### What is needed
Each entry below is to be given again word for word, with no pictures.

— start of Exercise inputs —

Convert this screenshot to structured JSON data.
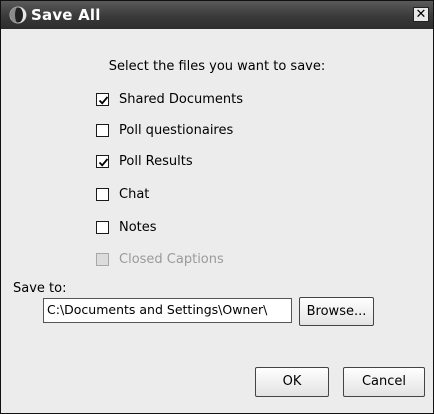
{
  "dialog": {
    "title": "Save All",
    "close_glyph": "✕"
  },
  "prompt": "Select the files you want to save:",
  "files": [
    {
      "label": "Shared Documents",
      "checked": true,
      "enabled": true
    },
    {
      "label": "Poll questionaires",
      "checked": false,
      "enabled": true
    },
    {
      "label": "Poll Results",
      "checked": true,
      "enabled": true
    },
    {
      "label": "Chat",
      "checked": false,
      "enabled": true
    },
    {
      "label": "Notes",
      "checked": false,
      "enabled": true
    },
    {
      "label": "Closed Captions",
      "checked": false,
      "enabled": false
    }
  ],
  "save_to": {
    "label": "Save to:",
    "path": "C:\\Documents and Settings\\Owner\\"
  },
  "buttons": {
    "browse": "Browse...",
    "ok": "OK",
    "cancel": "Cancel"
  },
  "icons": {
    "title": "app-logo-icon",
    "close": "close-icon",
    "check": "checkmark-icon"
  }
}
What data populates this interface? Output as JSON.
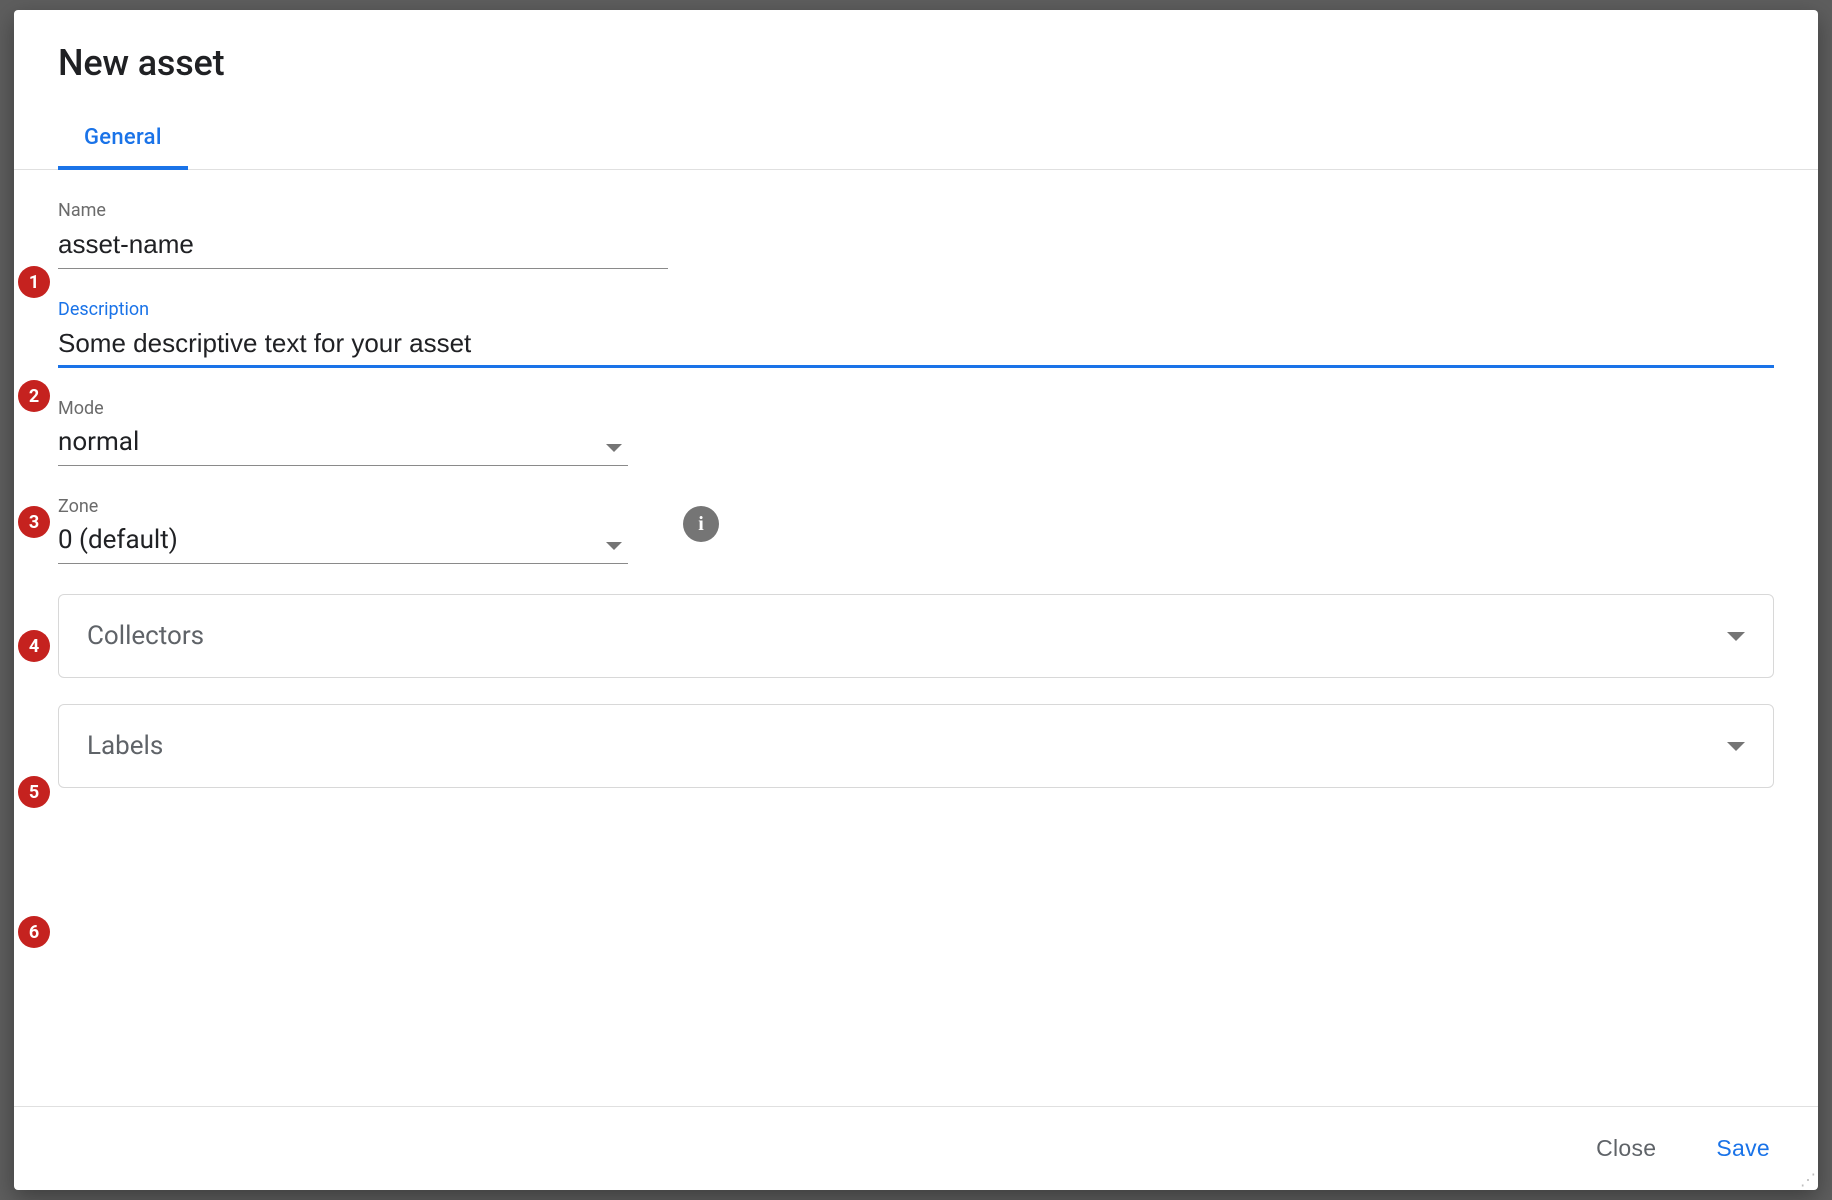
{
  "dialog": {
    "title": "New asset",
    "tabs": [
      {
        "label": "General"
      }
    ],
    "fields": {
      "name": {
        "label": "Name",
        "value": "asset-name"
      },
      "description": {
        "label": "Description",
        "value": "Some descriptive text for your asset"
      },
      "mode": {
        "label": "Mode",
        "value": "normal"
      },
      "zone": {
        "label": "Zone",
        "value": "0 (default)"
      }
    },
    "panels": {
      "collectors": {
        "title": "Collectors"
      },
      "labels": {
        "title": "Labels"
      }
    },
    "actions": {
      "close": "Close",
      "save": "Save"
    }
  },
  "icons": {
    "info": "i"
  },
  "callouts": [
    "1",
    "2",
    "3",
    "4",
    "5",
    "6"
  ],
  "colors": {
    "primary": "#1a73e8",
    "callout": "#c5221f",
    "text": "#202124",
    "muted": "#5f6368"
  }
}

— end of Exercise inputs —

### Solved exercise
Convert this screenshot to structured JSON data.
{
  "dialog": {
    "title": "Save All",
    "close_glyph": "✕"
  },
  "prompt": "Select the files you want to save:",
  "files": [
    {
      "label": "Shared Documents",
      "checked": true,
      "enabled": true
    },
    {
      "label": "Poll questionaires",
      "checked": false,
      "enabled": true
    },
    {
      "label": "Poll Results",
      "checked": true,
      "enabled": true
    },
    {
      "label": "Chat",
      "checked": false,
      "enabled": true
    },
    {
      "label": "Notes",
      "checked": false,
      "enabled": true
    },
    {
      "label": "Closed Captions",
      "checked": false,
      "enabled": false
    }
  ],
  "save_to": {
    "label": "Save to:",
    "path": "C:\\Documents and Settings\\Owner\\"
  },
  "buttons": {
    "browse": "Browse...",
    "ok": "OK",
    "cancel": "Cancel"
  },
  "icons": {
    "title": "app-logo-icon",
    "close": "close-icon",
    "check": "checkmark-icon"
  }
}
What data populates this interface? Output as JSON.
{
  "dialog": {
    "title": "New asset",
    "tabs": [
      {
        "label": "General"
      }
    ],
    "fields": {
      "name": {
        "label": "Name",
        "value": "asset-name"
      },
      "description": {
        "label": "Description",
        "value": "Some descriptive text for your asset"
      },
      "mode": {
        "label": "Mode",
        "value": "normal"
      },
      "zone": {
        "label": "Zone",
        "value": "0 (default)"
      }
    },
    "panels": {
      "collectors": {
        "title": "Collectors"
      },
      "labels": {
        "title": "Labels"
      }
    },
    "actions": {
      "close": "Close",
      "save": "Save"
    }
  },
  "icons": {
    "info": "i"
  },
  "callouts": [
    "1",
    "2",
    "3",
    "4",
    "5",
    "6"
  ],
  "colors": {
    "primary": "#1a73e8",
    "callout": "#c5221f",
    "text": "#202124",
    "muted": "#5f6368"
  }
}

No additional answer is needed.